Depuis les exactions filmées de Daesh aux images de la guerre du Hamas contre Israël en passant par le conflit ukrainien, les réseaux sociaux montrent l’horreur en face.

Le 7 octobre dernier, quelques heures après le sanglant massacre perpétré par le Hamas, une multitude de vidéos montrant frontalement ces exactions et les morts ont inondé les réseaux sociaux et notamment X/Twitter. La politique de modération de la plateforme autorise la diffusion de vidéo et d’images graphiques quand ces dernières sont préalablement floutées et qu’elles représentent un « intérêt informationnel ». La plupart n'étaient toutefois pas censurées. 

Utiliser l’horreur et la terreur

Cette pratique qui consiste à filmer des attaques sanglantes, le Hamas ne l’a pas inventé. C’est l’évolution d'un phénomène qui a commencé dans les années 70. Dans son livre Les images terroristes : la puissance des écrans, la faiblesse de notre parole, le sociologue Jocelyn Lachance explique comment les commanditaires de ces actions ultra-violentes ont toujours cherché la lumière des médias pour pouvoir « contaminer les imaginaires » par la peur. Si les premières grandes attaques terroristes comme la prise d’otage des athlètes olympiques de Munich en 1972 voulaient profiter de la couverture télévisée pour faire passer une revendication ou tenter de négocier, les choses vont évoluer avec les attentats du World Trade Center de 2001. Durant cet épisode, les terroristes ont compris qu’il s’agissait surtout d’être vu avant d’être entendu. Avec les attaques terroristes du 13 novembre 2015 à Paris, Jocelyn Lachance note une troisième évolution. Il n’est alors plus question de frapper une cible symbolique comme ce fut le cas avec les tours jumelles et le Pentagone. Pour décupler la terreur, les terroristes de Daesh vont frapper au hasard plusieurs lieux publics avec des armes à feu. Moins spectaculaire qu’un avion dans une tour, ce type d’attaque permet aux spectateurs de s’identifier aux victimes, décuplant ainsi l’impact psychologique. L’attaque du Hamas, envoyant ses troupes de maison en maison pour violer, torturer et tuer les habitants, quel que soit leur âge ou leur sexe use de cette stratégie.

> DONNÉES:

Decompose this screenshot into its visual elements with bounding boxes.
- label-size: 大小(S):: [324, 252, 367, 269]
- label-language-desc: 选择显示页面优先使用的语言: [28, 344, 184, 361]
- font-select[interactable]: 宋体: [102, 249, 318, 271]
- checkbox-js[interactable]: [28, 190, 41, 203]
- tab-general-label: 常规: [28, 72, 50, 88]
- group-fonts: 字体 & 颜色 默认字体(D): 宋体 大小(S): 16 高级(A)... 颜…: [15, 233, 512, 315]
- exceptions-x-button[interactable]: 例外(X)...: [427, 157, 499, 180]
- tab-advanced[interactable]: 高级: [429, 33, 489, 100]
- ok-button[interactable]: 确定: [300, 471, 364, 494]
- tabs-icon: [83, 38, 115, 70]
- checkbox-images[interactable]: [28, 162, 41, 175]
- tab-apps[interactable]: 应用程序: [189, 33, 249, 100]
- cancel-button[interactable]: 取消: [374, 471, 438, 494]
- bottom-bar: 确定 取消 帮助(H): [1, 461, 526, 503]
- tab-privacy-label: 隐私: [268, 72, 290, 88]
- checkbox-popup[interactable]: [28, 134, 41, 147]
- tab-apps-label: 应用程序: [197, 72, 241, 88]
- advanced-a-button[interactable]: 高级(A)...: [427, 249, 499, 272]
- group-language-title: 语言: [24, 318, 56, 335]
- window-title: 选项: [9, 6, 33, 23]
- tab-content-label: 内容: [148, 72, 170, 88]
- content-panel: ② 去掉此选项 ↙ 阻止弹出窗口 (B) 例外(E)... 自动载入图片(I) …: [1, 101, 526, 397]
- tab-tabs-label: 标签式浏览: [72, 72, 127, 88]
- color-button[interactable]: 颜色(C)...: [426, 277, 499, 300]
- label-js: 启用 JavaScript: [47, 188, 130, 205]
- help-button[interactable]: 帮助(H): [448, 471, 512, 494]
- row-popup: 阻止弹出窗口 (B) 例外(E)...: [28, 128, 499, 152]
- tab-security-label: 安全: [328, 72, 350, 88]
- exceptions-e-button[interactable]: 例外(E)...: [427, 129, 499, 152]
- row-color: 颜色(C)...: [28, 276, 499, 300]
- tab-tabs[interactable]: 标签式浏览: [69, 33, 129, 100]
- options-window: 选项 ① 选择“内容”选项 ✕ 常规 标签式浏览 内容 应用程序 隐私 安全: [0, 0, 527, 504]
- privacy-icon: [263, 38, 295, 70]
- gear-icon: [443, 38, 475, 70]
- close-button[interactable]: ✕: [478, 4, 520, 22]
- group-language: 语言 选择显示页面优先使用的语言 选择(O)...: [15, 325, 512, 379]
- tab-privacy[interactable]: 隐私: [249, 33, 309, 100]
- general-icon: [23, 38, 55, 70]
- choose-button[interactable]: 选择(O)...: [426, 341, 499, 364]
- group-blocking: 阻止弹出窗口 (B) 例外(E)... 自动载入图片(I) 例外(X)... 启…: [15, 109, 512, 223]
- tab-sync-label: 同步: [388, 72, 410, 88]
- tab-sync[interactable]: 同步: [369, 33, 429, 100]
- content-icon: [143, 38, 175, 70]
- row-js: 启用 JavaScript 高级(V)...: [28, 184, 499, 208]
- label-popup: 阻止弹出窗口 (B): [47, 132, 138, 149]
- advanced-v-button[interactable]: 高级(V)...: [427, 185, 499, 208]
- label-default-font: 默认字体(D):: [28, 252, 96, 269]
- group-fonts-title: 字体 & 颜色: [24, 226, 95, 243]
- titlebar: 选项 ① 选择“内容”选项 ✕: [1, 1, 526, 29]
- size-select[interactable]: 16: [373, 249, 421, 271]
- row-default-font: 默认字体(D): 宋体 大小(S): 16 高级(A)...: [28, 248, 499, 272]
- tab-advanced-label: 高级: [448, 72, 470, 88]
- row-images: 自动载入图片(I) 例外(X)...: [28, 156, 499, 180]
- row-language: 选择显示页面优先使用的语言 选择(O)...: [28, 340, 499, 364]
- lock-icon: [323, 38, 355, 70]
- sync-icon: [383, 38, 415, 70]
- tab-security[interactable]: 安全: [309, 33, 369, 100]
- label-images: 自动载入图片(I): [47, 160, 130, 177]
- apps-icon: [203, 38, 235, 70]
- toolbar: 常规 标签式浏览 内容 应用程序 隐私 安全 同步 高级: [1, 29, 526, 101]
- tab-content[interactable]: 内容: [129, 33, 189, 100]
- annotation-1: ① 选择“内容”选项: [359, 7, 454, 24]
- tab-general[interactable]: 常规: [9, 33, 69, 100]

...

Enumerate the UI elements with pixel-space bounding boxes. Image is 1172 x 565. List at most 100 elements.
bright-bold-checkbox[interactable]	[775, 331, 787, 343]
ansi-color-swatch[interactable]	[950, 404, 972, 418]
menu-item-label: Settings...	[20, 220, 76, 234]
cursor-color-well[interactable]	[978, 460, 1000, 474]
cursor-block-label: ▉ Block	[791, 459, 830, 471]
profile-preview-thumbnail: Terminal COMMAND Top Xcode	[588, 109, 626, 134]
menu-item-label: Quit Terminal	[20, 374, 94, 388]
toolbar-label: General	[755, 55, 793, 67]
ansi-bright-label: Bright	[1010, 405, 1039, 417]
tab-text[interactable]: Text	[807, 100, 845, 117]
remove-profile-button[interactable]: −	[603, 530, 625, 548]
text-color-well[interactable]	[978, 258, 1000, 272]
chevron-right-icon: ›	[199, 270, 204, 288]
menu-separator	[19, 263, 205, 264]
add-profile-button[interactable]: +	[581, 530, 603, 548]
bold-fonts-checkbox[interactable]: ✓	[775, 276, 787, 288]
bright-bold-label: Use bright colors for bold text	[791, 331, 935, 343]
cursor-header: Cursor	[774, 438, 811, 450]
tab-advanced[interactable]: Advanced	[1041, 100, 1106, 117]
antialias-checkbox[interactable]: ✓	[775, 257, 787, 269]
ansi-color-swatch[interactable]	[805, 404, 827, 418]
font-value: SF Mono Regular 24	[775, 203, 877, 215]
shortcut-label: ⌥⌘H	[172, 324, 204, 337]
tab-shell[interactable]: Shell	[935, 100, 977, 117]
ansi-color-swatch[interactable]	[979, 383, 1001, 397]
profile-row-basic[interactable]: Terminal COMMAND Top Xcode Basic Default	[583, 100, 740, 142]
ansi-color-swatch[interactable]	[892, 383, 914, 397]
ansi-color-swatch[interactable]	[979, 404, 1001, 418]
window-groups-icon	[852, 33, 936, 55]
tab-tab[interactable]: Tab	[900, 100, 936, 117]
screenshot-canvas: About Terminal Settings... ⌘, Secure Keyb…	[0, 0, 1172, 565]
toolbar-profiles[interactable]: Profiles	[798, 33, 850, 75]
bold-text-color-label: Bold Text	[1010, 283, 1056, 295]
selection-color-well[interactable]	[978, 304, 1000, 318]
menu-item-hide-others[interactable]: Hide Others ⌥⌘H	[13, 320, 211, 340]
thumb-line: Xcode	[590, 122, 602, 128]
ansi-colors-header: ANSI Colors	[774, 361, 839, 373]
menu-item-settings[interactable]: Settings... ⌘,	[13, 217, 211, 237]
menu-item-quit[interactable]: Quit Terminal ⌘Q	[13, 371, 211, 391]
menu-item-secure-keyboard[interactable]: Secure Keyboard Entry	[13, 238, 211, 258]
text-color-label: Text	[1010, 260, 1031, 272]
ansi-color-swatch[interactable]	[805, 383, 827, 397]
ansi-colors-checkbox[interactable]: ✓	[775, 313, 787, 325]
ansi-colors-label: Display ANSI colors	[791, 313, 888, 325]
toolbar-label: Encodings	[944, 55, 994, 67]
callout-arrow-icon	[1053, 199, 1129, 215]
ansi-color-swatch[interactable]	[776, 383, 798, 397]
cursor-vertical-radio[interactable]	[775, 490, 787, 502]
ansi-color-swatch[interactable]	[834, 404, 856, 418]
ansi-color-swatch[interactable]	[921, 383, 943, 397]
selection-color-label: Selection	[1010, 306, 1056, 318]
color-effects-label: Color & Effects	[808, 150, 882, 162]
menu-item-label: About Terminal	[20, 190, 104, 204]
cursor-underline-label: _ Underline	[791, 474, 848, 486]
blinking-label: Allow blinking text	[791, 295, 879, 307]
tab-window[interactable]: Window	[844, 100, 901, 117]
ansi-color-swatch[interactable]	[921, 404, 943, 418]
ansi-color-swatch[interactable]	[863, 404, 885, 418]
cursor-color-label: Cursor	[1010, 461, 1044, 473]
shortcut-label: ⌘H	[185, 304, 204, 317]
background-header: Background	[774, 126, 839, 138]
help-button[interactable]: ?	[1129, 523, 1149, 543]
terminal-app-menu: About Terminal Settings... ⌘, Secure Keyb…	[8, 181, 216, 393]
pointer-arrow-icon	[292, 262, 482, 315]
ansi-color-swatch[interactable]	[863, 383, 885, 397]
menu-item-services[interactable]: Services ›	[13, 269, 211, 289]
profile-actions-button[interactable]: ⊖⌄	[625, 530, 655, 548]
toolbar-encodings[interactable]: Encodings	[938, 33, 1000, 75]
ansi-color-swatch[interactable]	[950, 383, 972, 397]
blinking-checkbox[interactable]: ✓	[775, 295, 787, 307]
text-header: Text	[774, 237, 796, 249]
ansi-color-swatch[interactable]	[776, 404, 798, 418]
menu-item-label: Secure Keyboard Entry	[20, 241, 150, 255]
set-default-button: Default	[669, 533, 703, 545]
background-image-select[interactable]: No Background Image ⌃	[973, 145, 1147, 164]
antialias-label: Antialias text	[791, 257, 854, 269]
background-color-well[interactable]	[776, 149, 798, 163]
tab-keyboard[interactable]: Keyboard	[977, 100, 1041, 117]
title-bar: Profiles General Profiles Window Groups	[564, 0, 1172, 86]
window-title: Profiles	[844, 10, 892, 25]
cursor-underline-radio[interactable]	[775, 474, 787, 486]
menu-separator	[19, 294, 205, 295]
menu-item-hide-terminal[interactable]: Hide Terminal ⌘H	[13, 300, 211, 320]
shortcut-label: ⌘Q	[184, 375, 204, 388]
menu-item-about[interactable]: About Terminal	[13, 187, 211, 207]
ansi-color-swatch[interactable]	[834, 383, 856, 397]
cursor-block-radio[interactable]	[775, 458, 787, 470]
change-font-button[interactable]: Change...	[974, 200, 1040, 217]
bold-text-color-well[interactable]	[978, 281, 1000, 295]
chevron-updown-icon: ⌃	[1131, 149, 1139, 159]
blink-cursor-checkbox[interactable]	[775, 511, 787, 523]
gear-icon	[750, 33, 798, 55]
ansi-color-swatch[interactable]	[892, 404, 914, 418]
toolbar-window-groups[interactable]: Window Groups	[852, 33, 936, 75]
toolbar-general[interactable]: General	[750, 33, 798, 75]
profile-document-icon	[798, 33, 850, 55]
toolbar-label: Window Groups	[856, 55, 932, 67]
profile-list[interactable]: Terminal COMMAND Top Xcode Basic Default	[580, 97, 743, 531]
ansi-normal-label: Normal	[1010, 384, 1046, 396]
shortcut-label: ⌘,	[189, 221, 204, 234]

--

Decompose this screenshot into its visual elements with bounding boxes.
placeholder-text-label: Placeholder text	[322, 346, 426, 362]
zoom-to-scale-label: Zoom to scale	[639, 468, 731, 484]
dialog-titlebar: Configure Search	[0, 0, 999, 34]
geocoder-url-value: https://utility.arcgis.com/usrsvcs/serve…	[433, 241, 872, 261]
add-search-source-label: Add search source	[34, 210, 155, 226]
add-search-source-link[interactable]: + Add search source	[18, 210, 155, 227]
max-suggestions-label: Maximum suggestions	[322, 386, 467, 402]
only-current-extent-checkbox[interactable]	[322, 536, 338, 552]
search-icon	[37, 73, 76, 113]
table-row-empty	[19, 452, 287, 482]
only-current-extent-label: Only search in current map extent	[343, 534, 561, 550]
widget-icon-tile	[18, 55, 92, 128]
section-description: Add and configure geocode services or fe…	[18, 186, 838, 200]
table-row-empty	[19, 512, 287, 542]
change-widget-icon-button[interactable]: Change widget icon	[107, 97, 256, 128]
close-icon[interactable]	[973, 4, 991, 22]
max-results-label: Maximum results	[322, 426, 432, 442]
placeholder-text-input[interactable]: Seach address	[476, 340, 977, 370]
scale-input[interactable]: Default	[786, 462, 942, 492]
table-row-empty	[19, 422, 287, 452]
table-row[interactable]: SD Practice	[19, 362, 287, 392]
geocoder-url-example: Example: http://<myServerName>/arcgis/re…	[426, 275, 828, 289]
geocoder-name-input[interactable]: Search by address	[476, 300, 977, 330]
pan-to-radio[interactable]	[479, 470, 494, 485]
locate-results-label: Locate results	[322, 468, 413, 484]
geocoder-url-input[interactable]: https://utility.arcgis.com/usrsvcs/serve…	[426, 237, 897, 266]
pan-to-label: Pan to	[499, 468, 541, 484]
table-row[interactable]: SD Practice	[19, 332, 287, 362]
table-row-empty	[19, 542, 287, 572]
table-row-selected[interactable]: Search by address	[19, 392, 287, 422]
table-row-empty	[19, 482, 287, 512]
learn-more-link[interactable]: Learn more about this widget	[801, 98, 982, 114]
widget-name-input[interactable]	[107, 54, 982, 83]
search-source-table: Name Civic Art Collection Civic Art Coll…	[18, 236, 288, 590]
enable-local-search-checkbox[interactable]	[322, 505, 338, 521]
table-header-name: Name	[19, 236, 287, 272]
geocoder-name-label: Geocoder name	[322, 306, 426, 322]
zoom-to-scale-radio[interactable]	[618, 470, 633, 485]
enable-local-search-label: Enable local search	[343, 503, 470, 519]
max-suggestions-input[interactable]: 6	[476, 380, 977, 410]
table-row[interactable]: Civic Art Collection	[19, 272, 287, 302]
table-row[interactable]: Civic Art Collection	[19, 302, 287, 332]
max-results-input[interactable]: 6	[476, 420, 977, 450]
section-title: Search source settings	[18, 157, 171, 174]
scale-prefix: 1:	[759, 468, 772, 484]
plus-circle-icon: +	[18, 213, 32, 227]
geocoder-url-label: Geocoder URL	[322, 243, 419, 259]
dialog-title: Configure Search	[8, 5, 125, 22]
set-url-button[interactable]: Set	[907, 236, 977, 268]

> CONSIGNE:
Dressez la liste des attaques que le texte fourni rattache à une date, en indiquant cette date pour chacune.

> RÉPONSE:
- Le massacre perpétré par le Hamas : 7 octobre
- La prise d'otage des athlètes olympiques de Munich : 1972
- Les attentats du World Trade Center : 2001
- Les attaques terroristes à Paris : 13 novembre 2015